#### OBJETIVO A:
Altere as linhas fornecidas desde a primeira até a linha que contém "y-tick-label: 4220 [958,225,994,242]", pondo "x-axis-label" no lugar de "x-tick-label". Apresente somente essas linhas, sem outra mudança.

#### TEXTO DADO:
..........

Muito provavelmente a ideia de Deus (dos deuses) entrou em processo de depuração logo após a termos criado, por sentirmos que o caminho dos deuses, afinal, era uma vereda muito mais estreita do que a estrada que ambicionávamos pisar. Razões diversas estarão na base da motivação que nos levou à criação das divindades – que imaginávamos ter-nos oferecido o mundo, a vida e a felicidade eterna – e à eleição de um deus particular para cada momento dos dias que os deuses nos ofereceram para os cultuarmos. Começamos por criar um panteão onde colocamos os deuses da nossa invenção e, com o evoluir do pensamento,

destruímos o panteão e elegemos um único deus (um deus-single) para nos servir a todo o tempo e em cada situação de vida.

A ideia do divino é comum a todas as sociedades porque o Ser Humano é único e universal. Somos o mesmo ser em todas as latitudes e em todos os tempos, e as motivações que nos levam à adoração do que quer que seja, são universais; apenas modificadas por questões culturais de cada povo e em cada época.

Em todas as sociedades há um fundo comum embelezado com as crenças, às quais não é estranha a humana necessidade da introspecção, a inquietude do acaso, a fuga à solidão e às agruras da Natureza, e o sentimento da insegurança, acrescentando o medo da morte como “medo máximo” que eternamente nos consome.

O vencer do caminho que nos conduziu ao abandono de um panteão, pretensamente (mas também enganadoramente) protector de todos os males, e ao apuro de um único deus, acabará por dispensar, também, o deusJeová (Alá) – criado pelos Hebreus, reciclado por Jesus Cristo e adoptado (e adaptado) por Maomé – que sobrou da purga que o passar do tempo e o evoluir do pensamento promoveu no panteão que gregos e romanos herdaram da civilização mesopotâmica.

Na verdade antropológica, “deus habita em nós”. Isto é: existe no nosso pensamento… mas não passa de uma ideia, não se encontrando em mais lado algum fora da cabeça de quem crê. A crença num deus (ou em deuses e santos) é uma característica da nossa espécie de “Sapiens”, a qual nos diferencia de todos os outros animais nossos companheiros da vida na Terra.

..........

#### LINHAS FORNECIDAS:
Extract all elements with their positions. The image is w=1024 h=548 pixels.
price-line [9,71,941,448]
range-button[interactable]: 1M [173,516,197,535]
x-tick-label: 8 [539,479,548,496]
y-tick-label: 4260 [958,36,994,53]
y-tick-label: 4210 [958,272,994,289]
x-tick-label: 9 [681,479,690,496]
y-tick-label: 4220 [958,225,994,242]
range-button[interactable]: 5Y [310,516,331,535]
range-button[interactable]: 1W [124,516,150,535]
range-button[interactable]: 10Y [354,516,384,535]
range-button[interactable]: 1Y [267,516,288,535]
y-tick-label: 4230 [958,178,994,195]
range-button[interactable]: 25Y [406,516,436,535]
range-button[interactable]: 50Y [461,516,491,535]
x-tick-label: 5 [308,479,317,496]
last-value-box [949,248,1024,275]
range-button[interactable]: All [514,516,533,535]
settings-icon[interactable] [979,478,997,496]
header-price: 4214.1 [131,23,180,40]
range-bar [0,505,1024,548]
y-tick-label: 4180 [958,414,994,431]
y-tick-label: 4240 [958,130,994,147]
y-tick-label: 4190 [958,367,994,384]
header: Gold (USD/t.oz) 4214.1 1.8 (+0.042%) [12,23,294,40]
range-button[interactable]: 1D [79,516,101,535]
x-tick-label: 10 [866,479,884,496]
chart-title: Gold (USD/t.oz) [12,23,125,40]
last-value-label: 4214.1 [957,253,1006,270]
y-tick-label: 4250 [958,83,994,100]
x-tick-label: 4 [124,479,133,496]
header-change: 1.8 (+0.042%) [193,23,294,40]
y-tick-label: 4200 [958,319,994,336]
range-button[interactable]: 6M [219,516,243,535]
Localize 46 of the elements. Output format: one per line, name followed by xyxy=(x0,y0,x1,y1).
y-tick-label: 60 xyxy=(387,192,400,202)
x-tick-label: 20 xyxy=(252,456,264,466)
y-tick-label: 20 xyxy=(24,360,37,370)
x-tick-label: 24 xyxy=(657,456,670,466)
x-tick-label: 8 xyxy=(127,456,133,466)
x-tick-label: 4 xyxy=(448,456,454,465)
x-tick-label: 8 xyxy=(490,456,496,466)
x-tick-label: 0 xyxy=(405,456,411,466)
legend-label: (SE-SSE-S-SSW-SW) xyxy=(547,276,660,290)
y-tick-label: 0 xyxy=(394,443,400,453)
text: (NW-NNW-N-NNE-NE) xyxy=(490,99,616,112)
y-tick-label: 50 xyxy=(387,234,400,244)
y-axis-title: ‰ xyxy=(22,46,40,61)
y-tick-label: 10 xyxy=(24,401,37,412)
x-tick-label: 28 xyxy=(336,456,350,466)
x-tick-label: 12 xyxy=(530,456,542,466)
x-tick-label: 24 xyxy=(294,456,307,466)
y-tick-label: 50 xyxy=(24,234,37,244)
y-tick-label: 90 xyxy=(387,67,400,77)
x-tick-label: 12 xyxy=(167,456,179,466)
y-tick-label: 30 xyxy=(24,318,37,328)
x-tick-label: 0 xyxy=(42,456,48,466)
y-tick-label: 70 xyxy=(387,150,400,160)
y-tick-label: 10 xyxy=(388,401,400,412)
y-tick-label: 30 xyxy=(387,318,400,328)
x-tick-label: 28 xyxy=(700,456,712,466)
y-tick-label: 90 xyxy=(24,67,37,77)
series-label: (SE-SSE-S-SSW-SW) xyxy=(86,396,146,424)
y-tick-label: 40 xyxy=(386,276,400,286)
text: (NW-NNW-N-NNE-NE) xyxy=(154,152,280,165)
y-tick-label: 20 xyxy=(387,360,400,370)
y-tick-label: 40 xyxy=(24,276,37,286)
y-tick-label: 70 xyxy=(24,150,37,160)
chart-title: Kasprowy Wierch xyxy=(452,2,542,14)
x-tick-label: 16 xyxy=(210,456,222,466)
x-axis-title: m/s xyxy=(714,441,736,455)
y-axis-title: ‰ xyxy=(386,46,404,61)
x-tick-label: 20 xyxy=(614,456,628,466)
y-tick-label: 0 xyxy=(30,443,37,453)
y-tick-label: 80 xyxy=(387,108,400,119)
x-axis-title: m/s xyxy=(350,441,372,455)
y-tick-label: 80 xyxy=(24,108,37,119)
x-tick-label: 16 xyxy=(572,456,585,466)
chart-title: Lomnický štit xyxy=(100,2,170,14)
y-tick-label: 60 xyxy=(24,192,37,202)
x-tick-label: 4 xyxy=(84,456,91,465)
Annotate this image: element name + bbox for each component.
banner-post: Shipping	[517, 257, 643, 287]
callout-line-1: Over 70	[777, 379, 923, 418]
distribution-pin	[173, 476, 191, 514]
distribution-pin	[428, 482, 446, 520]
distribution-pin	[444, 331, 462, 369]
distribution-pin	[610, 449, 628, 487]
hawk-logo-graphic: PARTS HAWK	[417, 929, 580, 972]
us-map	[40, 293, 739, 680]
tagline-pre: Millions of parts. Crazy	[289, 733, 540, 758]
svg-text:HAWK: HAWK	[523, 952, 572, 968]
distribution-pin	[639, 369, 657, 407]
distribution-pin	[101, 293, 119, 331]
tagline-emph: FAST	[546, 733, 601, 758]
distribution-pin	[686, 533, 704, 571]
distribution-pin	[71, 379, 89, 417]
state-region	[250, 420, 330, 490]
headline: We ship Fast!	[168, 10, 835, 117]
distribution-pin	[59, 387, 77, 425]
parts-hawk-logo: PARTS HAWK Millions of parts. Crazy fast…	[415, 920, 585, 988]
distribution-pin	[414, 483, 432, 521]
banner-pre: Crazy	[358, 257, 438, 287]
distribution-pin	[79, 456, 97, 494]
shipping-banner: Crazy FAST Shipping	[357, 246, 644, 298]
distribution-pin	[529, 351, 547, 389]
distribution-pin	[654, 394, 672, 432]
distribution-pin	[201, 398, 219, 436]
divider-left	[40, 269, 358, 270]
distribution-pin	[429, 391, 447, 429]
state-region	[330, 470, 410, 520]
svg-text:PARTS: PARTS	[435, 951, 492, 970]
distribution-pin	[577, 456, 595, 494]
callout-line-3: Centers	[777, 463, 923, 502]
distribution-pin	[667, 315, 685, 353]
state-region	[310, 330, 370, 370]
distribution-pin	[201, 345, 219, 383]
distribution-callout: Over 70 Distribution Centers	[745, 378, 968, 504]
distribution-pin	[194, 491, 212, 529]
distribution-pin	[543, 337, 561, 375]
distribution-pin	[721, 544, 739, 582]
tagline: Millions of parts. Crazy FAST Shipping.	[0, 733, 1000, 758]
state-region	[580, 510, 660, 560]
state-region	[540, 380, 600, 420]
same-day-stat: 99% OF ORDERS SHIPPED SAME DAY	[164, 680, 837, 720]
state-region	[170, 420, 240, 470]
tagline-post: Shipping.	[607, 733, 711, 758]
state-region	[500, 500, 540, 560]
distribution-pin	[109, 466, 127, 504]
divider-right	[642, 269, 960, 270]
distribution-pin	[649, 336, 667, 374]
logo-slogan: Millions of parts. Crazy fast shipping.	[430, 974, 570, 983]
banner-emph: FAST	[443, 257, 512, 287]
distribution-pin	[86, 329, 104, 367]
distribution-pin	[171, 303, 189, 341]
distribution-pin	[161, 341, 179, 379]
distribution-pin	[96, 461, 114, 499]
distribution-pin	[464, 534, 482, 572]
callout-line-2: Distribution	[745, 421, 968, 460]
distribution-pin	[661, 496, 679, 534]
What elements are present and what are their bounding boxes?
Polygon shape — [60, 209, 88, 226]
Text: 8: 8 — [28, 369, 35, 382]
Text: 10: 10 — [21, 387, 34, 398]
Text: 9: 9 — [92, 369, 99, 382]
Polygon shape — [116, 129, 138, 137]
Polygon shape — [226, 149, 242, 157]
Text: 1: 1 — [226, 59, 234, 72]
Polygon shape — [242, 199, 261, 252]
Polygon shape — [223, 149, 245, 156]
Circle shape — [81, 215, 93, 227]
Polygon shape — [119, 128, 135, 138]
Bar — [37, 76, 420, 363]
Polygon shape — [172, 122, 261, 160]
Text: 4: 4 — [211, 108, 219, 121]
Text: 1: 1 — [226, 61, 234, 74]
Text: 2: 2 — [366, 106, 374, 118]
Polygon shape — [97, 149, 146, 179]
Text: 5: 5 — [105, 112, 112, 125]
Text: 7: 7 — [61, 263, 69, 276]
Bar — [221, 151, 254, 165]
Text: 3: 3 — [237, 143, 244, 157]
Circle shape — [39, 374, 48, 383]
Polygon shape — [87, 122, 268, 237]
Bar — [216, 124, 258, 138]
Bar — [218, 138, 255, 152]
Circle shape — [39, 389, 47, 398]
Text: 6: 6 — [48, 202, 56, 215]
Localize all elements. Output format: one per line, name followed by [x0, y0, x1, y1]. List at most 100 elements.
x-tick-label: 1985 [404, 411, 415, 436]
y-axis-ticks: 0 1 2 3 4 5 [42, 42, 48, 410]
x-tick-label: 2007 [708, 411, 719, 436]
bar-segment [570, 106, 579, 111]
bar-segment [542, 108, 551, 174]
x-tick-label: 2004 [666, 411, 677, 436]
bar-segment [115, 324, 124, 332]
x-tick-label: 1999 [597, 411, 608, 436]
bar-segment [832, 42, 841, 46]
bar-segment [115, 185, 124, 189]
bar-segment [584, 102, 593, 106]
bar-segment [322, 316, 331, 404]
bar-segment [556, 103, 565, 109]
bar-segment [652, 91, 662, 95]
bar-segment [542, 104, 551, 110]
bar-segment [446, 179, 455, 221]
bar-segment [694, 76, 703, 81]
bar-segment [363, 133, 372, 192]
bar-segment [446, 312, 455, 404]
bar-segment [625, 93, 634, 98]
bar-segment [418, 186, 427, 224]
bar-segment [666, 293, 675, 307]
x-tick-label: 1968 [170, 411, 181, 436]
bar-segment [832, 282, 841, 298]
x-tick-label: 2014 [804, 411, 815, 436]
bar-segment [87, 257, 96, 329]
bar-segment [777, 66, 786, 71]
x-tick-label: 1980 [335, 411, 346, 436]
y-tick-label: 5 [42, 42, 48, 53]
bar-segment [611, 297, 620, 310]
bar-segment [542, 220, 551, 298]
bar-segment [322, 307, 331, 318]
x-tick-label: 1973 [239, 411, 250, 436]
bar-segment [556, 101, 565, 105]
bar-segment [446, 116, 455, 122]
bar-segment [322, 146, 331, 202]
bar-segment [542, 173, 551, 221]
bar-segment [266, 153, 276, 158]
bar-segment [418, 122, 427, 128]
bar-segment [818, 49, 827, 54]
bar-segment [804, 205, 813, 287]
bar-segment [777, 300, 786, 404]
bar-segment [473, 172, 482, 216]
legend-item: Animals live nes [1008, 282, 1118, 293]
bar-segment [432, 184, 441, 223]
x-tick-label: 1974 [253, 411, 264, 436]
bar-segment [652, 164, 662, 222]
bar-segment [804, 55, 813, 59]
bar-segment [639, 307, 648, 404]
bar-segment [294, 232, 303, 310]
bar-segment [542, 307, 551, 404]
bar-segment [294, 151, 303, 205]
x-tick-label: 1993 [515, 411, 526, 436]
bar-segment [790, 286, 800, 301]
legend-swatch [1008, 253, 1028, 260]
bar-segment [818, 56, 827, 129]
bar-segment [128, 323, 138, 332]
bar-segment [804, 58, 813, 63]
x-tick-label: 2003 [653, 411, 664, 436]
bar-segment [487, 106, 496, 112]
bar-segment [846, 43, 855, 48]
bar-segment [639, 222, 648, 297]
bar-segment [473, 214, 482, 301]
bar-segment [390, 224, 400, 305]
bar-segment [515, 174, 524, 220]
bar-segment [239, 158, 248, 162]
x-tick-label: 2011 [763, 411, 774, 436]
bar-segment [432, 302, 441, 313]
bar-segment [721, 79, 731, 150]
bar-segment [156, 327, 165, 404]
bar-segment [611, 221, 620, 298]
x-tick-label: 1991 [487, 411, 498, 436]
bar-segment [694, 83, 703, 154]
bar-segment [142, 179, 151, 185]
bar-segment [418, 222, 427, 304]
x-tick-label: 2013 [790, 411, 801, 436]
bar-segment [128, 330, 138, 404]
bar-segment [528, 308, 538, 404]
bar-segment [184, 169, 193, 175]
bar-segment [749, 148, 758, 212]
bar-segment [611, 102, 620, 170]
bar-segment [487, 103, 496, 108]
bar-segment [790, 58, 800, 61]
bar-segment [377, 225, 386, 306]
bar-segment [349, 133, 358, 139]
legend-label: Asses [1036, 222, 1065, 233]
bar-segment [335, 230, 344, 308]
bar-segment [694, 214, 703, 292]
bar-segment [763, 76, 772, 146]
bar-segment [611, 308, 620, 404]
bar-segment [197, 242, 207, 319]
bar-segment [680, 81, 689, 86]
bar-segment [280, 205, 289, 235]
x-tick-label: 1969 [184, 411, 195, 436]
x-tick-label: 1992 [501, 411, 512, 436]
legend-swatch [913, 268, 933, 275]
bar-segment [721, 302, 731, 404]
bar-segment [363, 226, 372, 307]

..........

#### OBJETIVO B:
Copie literalmente o trecho do texto sobre a ideia de Deus que vai de "destruímos o panteão" até "e em cada época.".

#### RESPOSTA A:
Extract all elements with their positions. The image is w=1024 h=548 pixels.
price-line [9,71,941,448]
range-button[interactable]: 1M [173,516,197,535]
x-axis-label: 8 [539,479,548,496]
y-tick-label: 4260 [958,36,994,53]
y-tick-label: 4210 [958,272,994,289]
x-axis-label: 9 [681,479,690,496]
y-tick-label: 4220 [958,225,994,242]

#### RESPOSTA B:
destruímos o panteão e elegemos um único deus (um deus-single) para nos servir a todo o tempo e em cada situação de vida.

A ideia do divino é comum a todas as sociedades porque o Ser Humano é único e universal. Somos o mesmo ser em todas as latitudes e em todos os tempos, e as motivações que nos levam à adoração do que quer que seja, são universais; apenas modificadas por questões culturais de cada povo e em cada época.